• Instructions for the task
Scan the listing and work out how many lines contain the word "humanos". Nothing but the number should be given.

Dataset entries

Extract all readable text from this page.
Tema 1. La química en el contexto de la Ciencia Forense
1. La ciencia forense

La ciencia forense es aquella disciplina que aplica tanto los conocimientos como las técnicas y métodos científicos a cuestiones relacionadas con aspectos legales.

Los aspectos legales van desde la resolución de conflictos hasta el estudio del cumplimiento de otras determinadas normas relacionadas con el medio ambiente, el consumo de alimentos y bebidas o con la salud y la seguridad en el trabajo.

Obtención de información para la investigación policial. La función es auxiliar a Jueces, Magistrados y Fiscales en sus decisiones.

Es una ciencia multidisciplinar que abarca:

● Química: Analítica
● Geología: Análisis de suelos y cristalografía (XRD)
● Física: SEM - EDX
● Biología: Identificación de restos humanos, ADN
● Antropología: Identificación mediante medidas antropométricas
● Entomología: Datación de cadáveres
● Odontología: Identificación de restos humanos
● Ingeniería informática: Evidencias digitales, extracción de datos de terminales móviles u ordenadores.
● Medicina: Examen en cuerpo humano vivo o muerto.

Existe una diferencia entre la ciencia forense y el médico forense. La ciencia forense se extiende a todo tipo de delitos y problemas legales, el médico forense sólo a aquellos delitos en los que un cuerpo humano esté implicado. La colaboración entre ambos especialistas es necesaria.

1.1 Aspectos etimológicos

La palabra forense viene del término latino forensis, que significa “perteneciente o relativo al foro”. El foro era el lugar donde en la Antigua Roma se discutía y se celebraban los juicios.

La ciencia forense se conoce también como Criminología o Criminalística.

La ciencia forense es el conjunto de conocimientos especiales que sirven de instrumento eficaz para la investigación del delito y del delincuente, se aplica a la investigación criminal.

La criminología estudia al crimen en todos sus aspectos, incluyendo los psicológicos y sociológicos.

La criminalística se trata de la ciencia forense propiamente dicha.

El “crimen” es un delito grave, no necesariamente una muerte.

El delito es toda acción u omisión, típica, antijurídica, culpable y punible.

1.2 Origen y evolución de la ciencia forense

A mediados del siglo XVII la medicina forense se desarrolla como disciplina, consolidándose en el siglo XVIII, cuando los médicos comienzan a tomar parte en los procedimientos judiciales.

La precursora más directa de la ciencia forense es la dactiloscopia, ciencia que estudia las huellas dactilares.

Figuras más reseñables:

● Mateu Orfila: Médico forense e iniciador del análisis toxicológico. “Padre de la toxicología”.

• Result of the exercise
2